— Start INFORMATION SHOWN —

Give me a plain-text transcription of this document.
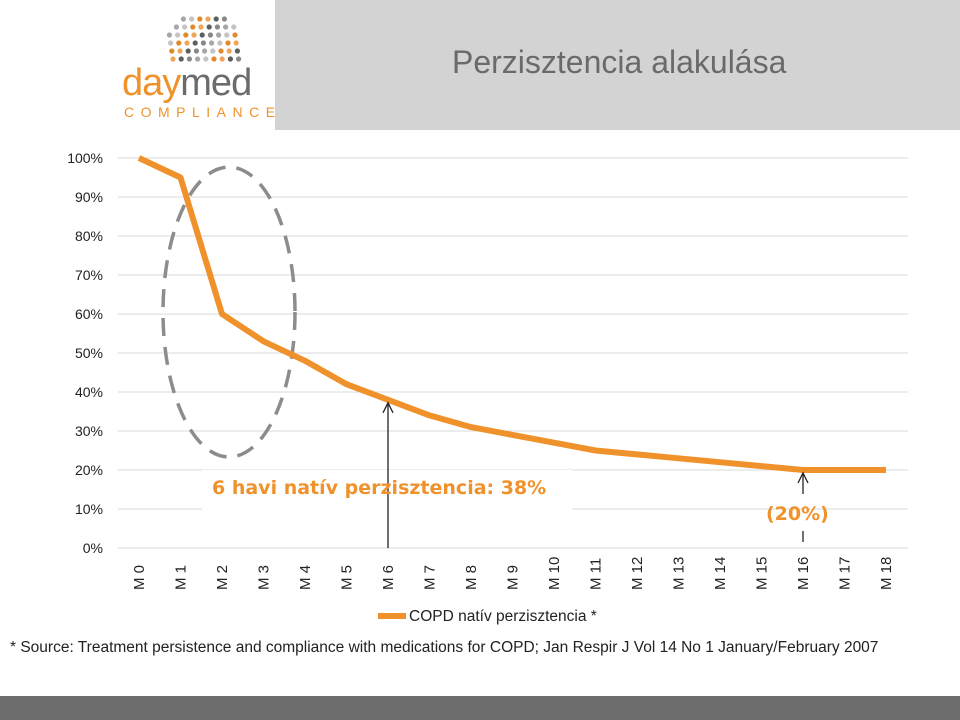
daymed
COMPLIANCE
Perzisztencia alakulása
0%
10%
20%
30%
40%
50%
60%
70%
80%
90%
100%
M 0 M 1 M 2 M 3 M 4 M 5 M 6 M 7 M 8 M 9 M 10 M 11 M 12 M 13 M 14 M 15 M 16 M 17 M 18
6 havi natív perzisztencia: 38%
(20%)
COPD natív perzisztencia *
* Source: Treatment persistence and compliance with medications for COPD; Jan Respir J Vol 14 No 1 January/February 2007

— End INFORMATION SHOWN —

GIVEN EXERCISE:
Set the listing down in full and exactly. Pictures within it should not appear in the copy.

EXERCISE OUTPUT:
Give me a plain-text transcription of this document.
daymed
COMPLIANCE
Perzisztencia alakulása
0%
10%
20%
30%
40%
50%
60%
70%
80%
90%
100%
M 0 M 1 M 2 M 3 M 4 M 5 M 6 M 7 M 8 M 9 M 10 M 11 M 12 M 13 M 14 M 15 M 16 M 17 M 18
6 havi natív perzisztencia: 38%
(20%)
COPD natív perzisztencia *
* Source: Treatment persistence and compliance with medications for COPD; Jan Respir J Vol 14 No 1 January/February 2007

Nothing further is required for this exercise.